> _Written problem 1_: From the APEC summit article, copy the part that opens with the words containing "GYEONGJU, North Gyeongsang" and closes with "infrastructure and governance." word for word.
-- START OF Document --
From chips to ethics, the summit showed how the world will govern intelligence

GYEONGJU, North Gyeongsang Province — Artificial intelligence dominated the 2025 APEC CEO Summit as the overriding theme in conversations across energy, health care, infrastructure and governance.

During the four days of the event held in Gyeongju, world leaders and business chiefs cast AI as the foundation of a new global economy, examining its requirements, from chip production to data center power, and the questions it poses for ethics and cross-border rules.

The event also served to cast light on how nations and companies are struggling to keep pace with the technology, prompting many to call for a coordinated response built on trust, transparency and shared global standards.

The dialogue also carried a sharper edge, with speakers warning that the shift from "reasoning AI" to "agentic AI" — systems capable of independent action — was testing supply chains and power grids.

While such difficulties remain, AI is already changing the landscape in many industries.

In sectors such as health care and energy, AI is already rewriting the rules of productivity. It is accelerating drug discovery, optimizing power use and redefining how people interact with machines.

By the event's end, a new consensus had formed: AI was not an emerging technology but the backbone of economic competitiveness and the engine of the next phase of regional growth.

SK Group Chair & KCCI Chair Chey Tae-won (Yonhap)
SK Group Chair & KCCI Chair Chey Tae-won (Yonhap)

1. Chey Tae-won, chair of SK Group and the Korea Chamber of Commerce and Industry, at the Future Tech Forum Series: AI on Tuesday.

“Technologically, the world is transitioning from the ‘reasoning AI’ era to the ‘agentic AI’ era. Such rapid evolution is creating bottlenecks around the world. We have to build many AI data centers, but everything that goes inside, from chips to energy, is facing bottlenecks. I don’t think South Korea alone can resolve this bottleneck situation, but I am confident that Korea, with its ability to adapt rapidly, will become the test bed that helps resolve these challenges.”
-- END OF Document --
-- START OF Supplied information --
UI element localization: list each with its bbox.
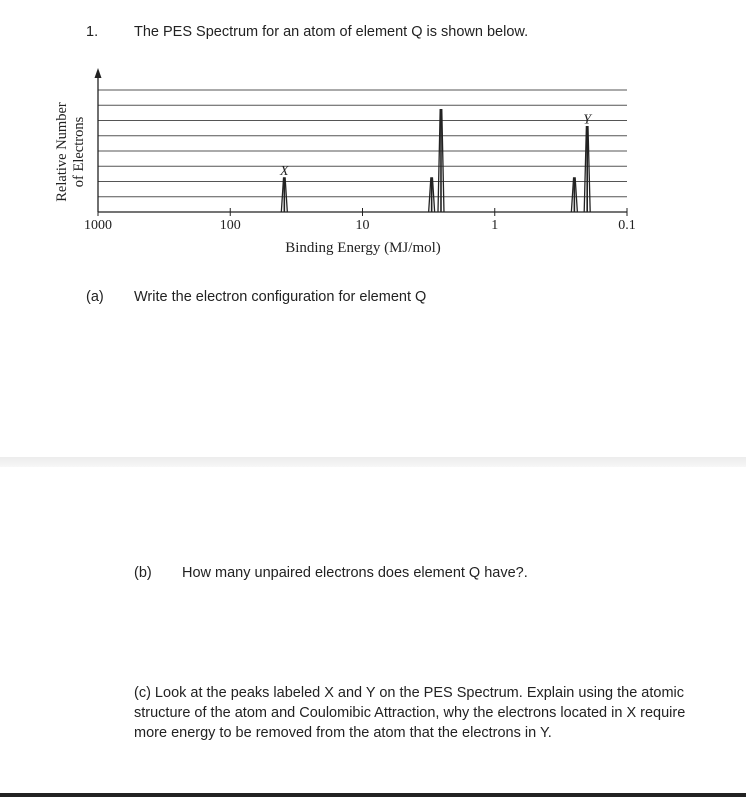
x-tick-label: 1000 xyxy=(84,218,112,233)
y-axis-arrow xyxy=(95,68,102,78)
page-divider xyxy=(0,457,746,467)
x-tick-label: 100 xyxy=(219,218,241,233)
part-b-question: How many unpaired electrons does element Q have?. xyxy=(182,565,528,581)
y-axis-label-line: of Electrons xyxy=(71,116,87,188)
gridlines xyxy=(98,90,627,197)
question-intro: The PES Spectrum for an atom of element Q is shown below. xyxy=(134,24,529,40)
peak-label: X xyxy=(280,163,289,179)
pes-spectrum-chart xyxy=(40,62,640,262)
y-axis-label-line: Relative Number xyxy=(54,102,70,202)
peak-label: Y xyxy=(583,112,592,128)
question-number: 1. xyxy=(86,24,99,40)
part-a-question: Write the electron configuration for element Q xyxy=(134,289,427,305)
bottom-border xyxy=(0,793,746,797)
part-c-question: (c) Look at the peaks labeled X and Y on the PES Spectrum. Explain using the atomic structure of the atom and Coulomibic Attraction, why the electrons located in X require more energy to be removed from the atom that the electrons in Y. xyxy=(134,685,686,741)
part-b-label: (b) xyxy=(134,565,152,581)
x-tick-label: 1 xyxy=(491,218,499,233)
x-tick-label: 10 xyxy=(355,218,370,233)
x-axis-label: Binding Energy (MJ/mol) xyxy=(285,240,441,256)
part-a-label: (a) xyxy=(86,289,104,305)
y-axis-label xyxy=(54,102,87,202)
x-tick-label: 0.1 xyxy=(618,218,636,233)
-- END OF Supplied information --
> _Written problem 2_: Take the part of the rows that opens with the line containing "x-tick-label: 1000 xyxy=(84,218,112,233)" and closes with the line containing "bottom-border xyxy=(0,793,746,797)", and substitute "peak-marker" for "peak-label" while leaving everything else unchanged. Output only those lines.

> _Answer 1_:
GYEONGJU, North Gyeongsang Province — Artificial intelligence dominated the 2025 APEC CEO Summit as the overriding theme in conversations across energy, health care, infrastructure and governance.

> _Answer 2_:
x-tick-label: 1000 xyxy=(84,218,112,233)
y-axis-arrow xyxy=(95,68,102,78)
page-divider xyxy=(0,457,746,467)
x-tick-label: 100 xyxy=(219,218,241,233)
part-b-question: How many unpaired electrons does element Q have?. xyxy=(182,565,528,581)
y-axis-label-line: of Electrons xyxy=(71,116,87,188)
gridlines xyxy=(98,90,627,197)
question-intro: The PES Spectrum for an atom of element Q is shown below. xyxy=(134,24,529,40)
peak-marker: X xyxy=(280,163,289,179)
pes-spectrum-chart xyxy=(40,62,640,262)
y-axis-label-line: Relative Number xyxy=(54,102,70,202)
peak-marker: Y xyxy=(583,112,592,128)
question-number: 1. xyxy=(86,24,99,40)
part-a-question: Write the electron configuration for element Q xyxy=(134,289,427,305)
bottom-border xyxy=(0,793,746,797)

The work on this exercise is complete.